### Records ###

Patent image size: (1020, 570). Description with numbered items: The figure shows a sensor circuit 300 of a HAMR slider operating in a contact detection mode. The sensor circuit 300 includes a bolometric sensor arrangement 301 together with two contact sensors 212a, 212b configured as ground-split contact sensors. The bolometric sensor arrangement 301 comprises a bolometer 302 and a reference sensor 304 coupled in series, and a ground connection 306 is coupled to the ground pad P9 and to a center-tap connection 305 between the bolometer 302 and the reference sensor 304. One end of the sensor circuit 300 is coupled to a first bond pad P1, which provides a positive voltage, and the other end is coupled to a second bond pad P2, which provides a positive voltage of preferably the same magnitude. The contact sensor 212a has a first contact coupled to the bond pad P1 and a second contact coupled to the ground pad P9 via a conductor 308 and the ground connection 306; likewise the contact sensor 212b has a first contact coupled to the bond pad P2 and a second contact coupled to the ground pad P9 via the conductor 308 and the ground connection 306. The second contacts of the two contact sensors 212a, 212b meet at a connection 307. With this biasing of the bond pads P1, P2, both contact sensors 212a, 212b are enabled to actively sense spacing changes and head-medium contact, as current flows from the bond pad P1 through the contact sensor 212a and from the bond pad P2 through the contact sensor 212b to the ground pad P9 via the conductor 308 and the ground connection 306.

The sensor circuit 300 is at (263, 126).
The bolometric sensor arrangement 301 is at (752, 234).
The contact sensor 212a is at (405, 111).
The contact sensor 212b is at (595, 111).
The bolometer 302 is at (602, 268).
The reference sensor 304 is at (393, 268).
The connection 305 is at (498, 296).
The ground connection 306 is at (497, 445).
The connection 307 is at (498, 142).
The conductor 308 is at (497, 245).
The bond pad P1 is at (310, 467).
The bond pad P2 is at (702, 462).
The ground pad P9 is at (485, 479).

###

__Your instructions__: Convert every line of the rows above into a JSON list of strings, with one string per line and blank lines omitted.

__Solution to this exercise__:
[
  "Patent image size: (1020, 570). Description with numbered items: The figure shows a sensor circuit 300 of a HAMR slider operating in a contact detection mode. The sensor circuit 300 includes a bolometric sensor arrangement 301 together with two contact sensors 212a, 212b configured as ground-split contact sensors. The bolometric sensor arrangement 301 comprises a bolometer 302 and a reference sensor 304 coupled in series, and a ground connection 306 is coupled to the ground pad P9 and to a center-tap connection 305 between the bolometer 302 and the reference sensor 304. One end of the sensor circuit 300 is coupled to a first bond pad P1, which provides a positive voltage, and the other end is coupled to a second bond pad P2, which provides a positive voltage of preferably the same magnitude. The contact sensor 212a has a first contact coupled to the bond pad P1 and a second contact coupled to the ground pad P9 via a conductor 308 and the ground connection 306; likewise the contact sensor 212b has a first contact coupled to the bond pad P2 and a second contact coupled to the ground pad P9 via the conductor 308 and the ground connection 306. The second contacts of the two contact sensors 212a, 212b meet at a connection 307. With this biasing of the bond pads P1, P2, both contact sensors 212a, 212b are enabled to actively sense spacing changes and head-medium contact, as current flows from the bond pad P1 through the contact sensor 212a and from the bond pad P2 through the contact sensor 212b to the ground pad P9 via the conductor 308 and the ground connection 306.",
  "The sensor circuit 300 is at (263, 126).",
  "The bolometric sensor arrangement 301 is at (752, 234).",
  "The contact sensor 212a is at (405, 111).",
  "The contact sensor 212b is at (595, 111).",
  "The bolometer 302 is at (602, 268).",
  "The reference sensor 304 is at (393, 268).",
  "The connection 305 is at (498, 296).",
  "The ground connection 306 is at (497, 445).",
  "The connection 307 is at (498, 142).",
  "The conductor 308 is at (497, 245).",
  "The bond pad P1 is at (310, 467).",
  "The bond pad P2 is at (702, 462).",
  "The ground pad P9 is at (485, 479)."
]